> Problem details: Examine each line of the data. Copy those that contain the string "page".

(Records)
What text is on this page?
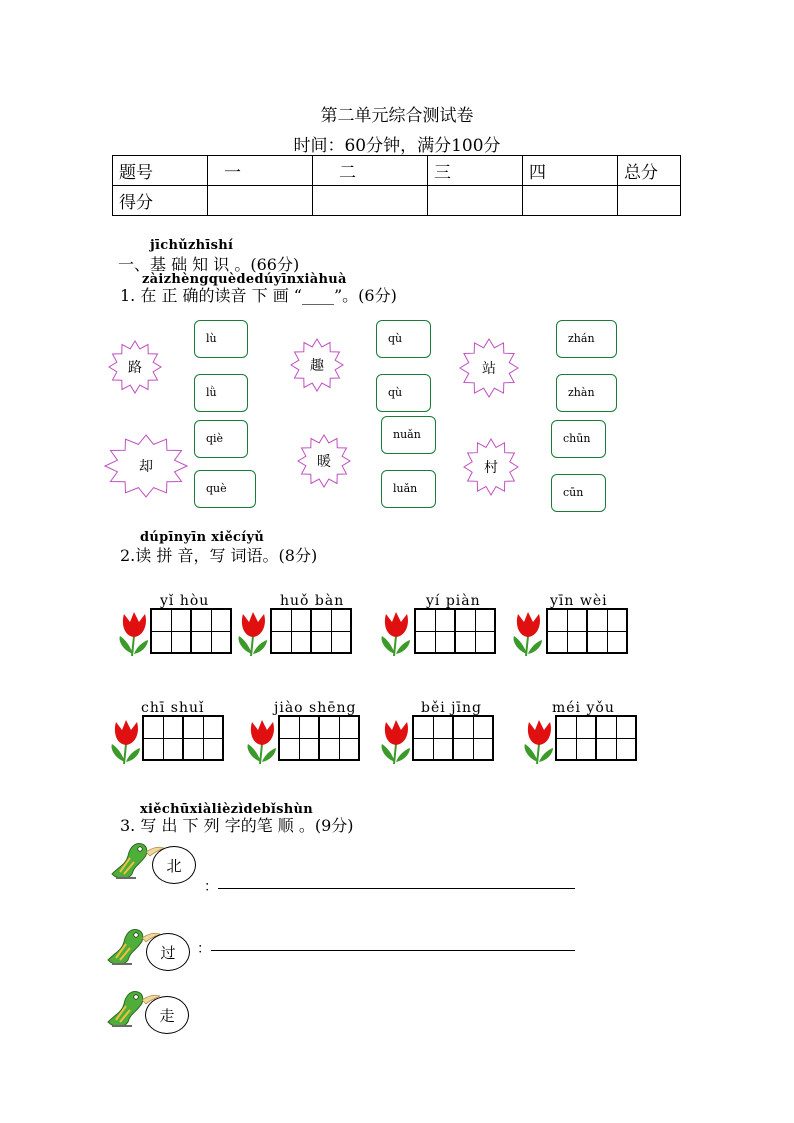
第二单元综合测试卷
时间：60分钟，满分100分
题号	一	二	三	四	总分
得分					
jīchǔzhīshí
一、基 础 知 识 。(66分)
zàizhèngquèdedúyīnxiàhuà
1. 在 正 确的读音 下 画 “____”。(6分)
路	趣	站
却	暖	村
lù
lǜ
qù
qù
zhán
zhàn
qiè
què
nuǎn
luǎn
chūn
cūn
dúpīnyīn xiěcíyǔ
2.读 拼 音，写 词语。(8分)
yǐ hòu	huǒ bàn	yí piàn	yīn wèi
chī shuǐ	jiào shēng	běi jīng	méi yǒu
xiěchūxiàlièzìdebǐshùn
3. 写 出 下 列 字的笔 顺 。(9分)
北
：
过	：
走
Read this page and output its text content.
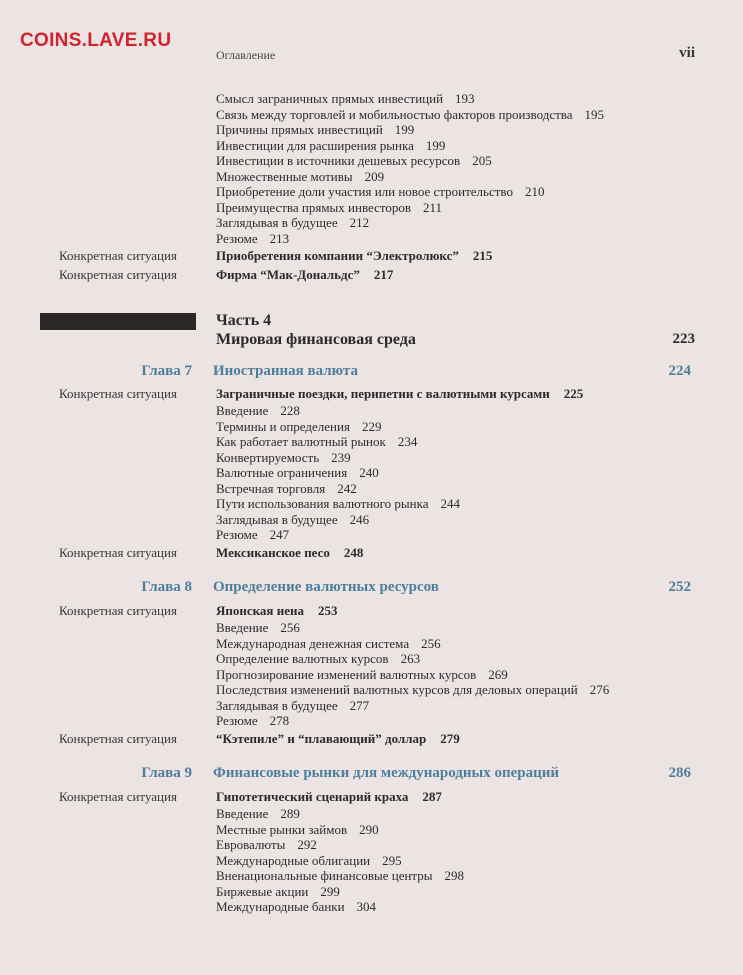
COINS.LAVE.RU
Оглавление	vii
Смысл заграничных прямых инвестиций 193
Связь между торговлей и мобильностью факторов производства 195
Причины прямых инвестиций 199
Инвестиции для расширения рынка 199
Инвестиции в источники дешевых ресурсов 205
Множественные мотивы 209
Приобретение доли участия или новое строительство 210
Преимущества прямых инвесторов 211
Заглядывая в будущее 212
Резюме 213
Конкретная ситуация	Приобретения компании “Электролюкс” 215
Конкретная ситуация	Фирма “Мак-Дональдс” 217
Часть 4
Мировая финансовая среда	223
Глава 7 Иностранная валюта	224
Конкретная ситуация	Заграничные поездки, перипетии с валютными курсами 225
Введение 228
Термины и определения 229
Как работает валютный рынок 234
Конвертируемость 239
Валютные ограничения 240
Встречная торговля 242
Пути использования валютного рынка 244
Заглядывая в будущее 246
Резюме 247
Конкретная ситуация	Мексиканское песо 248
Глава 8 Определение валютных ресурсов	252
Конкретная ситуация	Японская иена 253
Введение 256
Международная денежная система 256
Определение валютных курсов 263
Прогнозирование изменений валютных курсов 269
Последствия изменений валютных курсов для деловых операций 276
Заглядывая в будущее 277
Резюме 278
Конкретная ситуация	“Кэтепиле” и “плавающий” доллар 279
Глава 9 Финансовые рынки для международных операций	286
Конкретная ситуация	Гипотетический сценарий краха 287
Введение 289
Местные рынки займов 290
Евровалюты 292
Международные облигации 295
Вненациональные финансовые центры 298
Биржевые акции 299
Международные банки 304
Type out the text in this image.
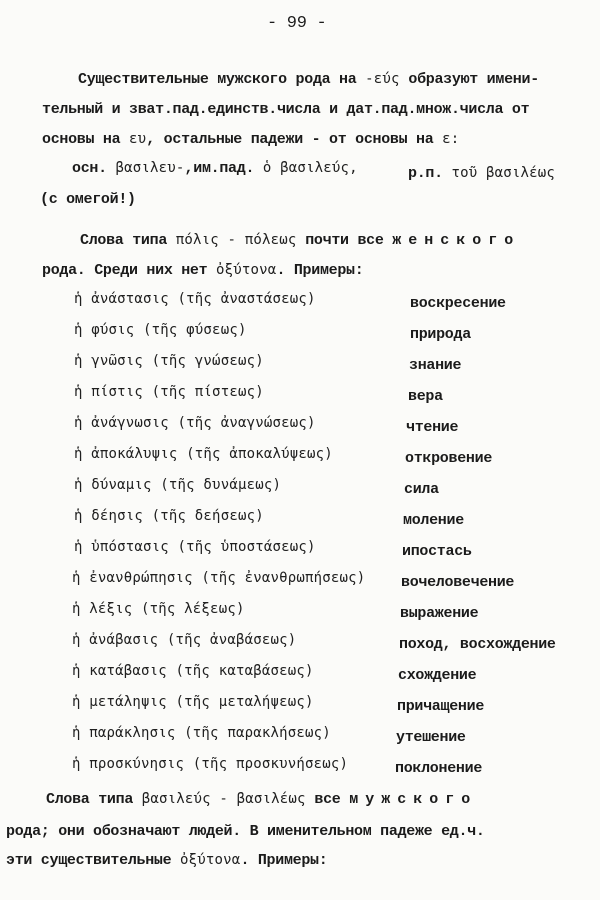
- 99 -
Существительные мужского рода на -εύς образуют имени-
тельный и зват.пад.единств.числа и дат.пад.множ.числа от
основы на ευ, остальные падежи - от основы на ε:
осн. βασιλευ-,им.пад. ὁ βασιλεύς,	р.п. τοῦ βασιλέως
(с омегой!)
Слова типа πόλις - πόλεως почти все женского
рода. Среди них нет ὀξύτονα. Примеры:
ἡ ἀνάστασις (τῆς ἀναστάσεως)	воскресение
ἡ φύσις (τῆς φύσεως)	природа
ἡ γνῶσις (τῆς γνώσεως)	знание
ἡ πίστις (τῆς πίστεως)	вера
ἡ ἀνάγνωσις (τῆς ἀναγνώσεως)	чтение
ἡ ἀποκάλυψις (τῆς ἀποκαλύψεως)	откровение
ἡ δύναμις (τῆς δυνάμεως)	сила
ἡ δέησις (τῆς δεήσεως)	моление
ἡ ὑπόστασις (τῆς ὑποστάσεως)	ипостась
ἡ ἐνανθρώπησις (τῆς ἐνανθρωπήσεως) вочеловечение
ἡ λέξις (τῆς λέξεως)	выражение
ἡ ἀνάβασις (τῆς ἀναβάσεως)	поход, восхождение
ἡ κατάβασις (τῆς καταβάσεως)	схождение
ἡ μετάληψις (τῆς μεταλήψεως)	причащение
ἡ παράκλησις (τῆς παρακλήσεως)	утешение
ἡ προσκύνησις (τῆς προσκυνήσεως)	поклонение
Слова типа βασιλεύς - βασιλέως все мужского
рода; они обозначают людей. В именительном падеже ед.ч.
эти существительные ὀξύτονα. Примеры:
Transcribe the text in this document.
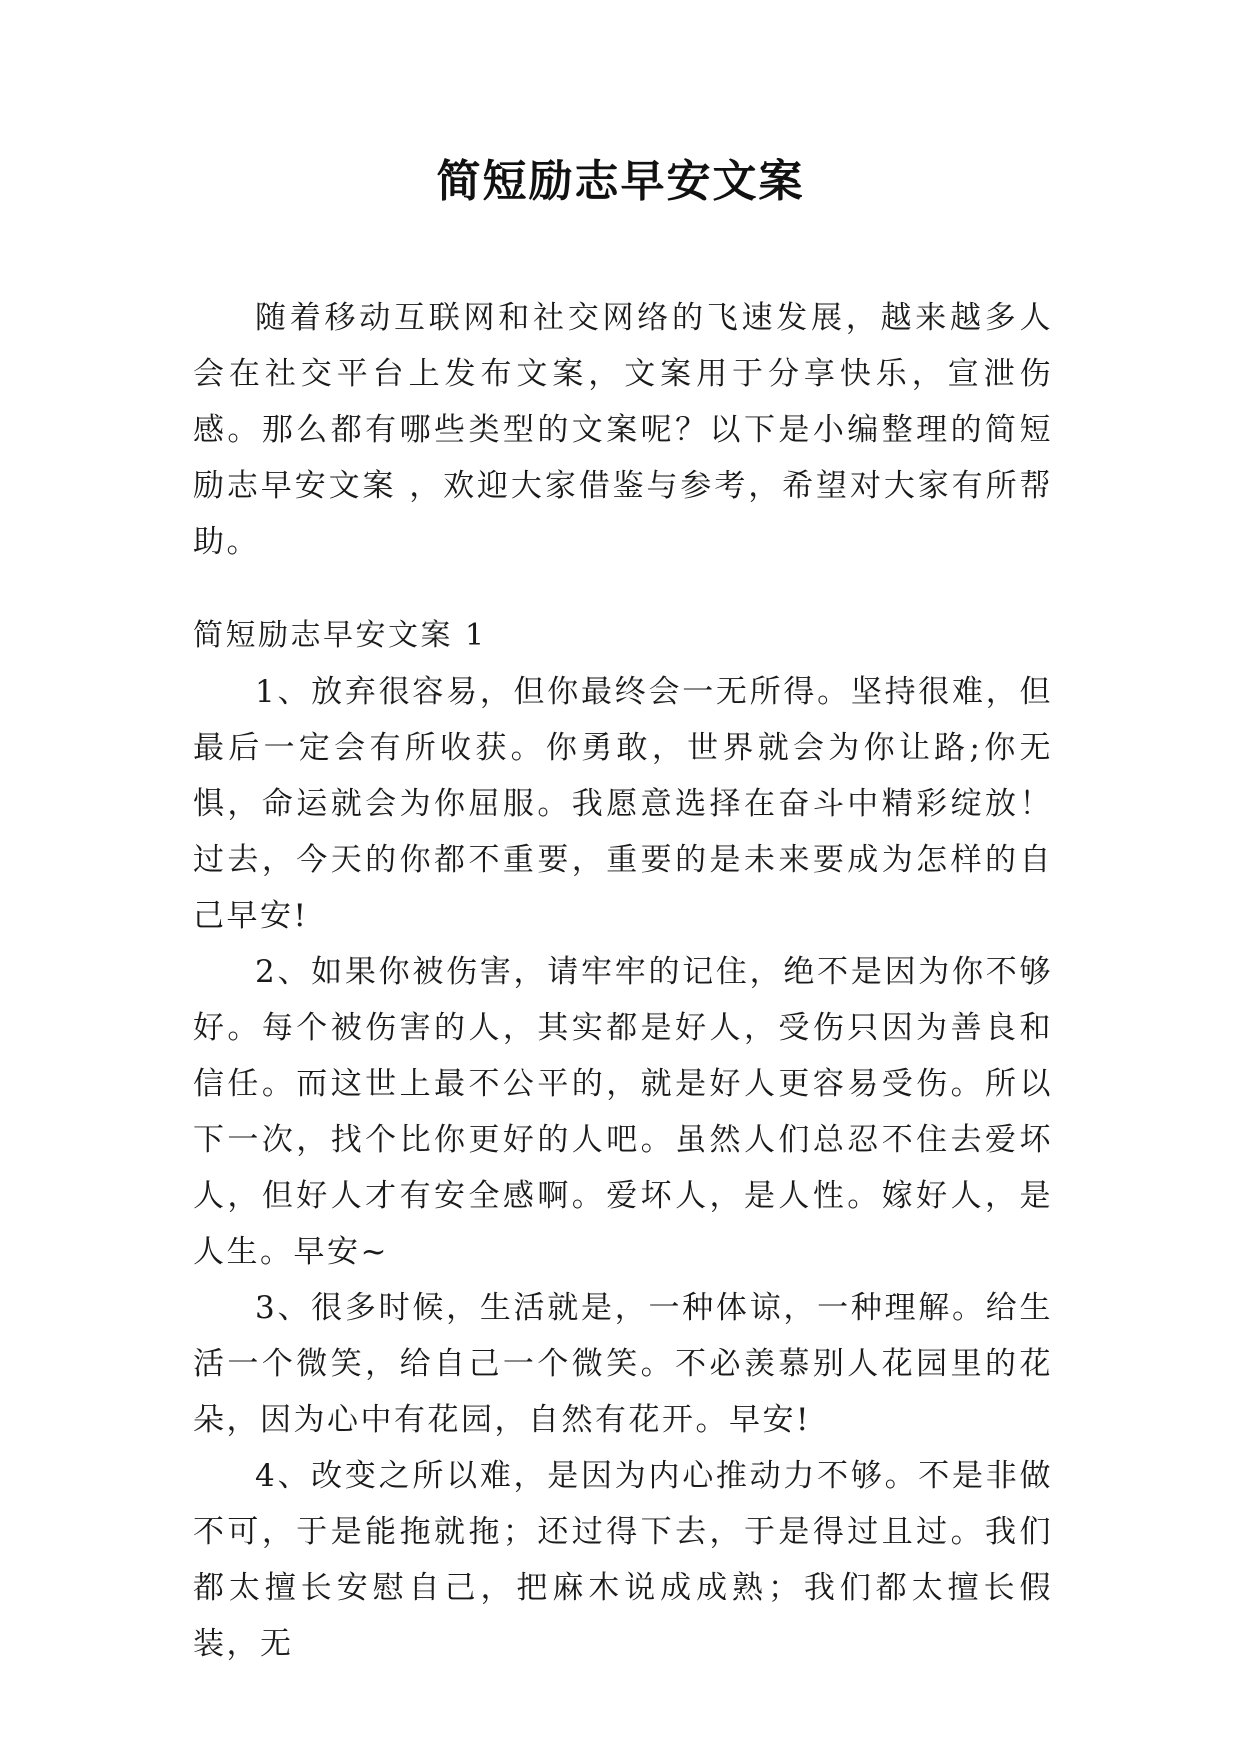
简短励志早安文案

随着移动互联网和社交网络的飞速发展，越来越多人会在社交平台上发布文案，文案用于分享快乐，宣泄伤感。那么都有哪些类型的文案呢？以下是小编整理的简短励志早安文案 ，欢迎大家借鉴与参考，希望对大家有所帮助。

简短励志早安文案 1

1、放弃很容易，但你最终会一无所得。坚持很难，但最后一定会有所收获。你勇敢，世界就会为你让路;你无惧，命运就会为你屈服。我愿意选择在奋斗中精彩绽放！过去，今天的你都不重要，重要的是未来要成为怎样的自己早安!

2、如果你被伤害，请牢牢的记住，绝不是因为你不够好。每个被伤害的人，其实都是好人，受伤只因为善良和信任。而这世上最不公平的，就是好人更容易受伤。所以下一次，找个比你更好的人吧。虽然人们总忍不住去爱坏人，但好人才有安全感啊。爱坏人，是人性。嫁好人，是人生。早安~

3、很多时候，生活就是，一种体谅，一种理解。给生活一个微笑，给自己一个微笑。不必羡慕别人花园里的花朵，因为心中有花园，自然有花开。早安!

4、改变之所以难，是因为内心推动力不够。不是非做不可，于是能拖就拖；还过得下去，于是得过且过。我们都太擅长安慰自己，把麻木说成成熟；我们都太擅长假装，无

> Result for this task:
What text is on this page?
Read this page and output its text content.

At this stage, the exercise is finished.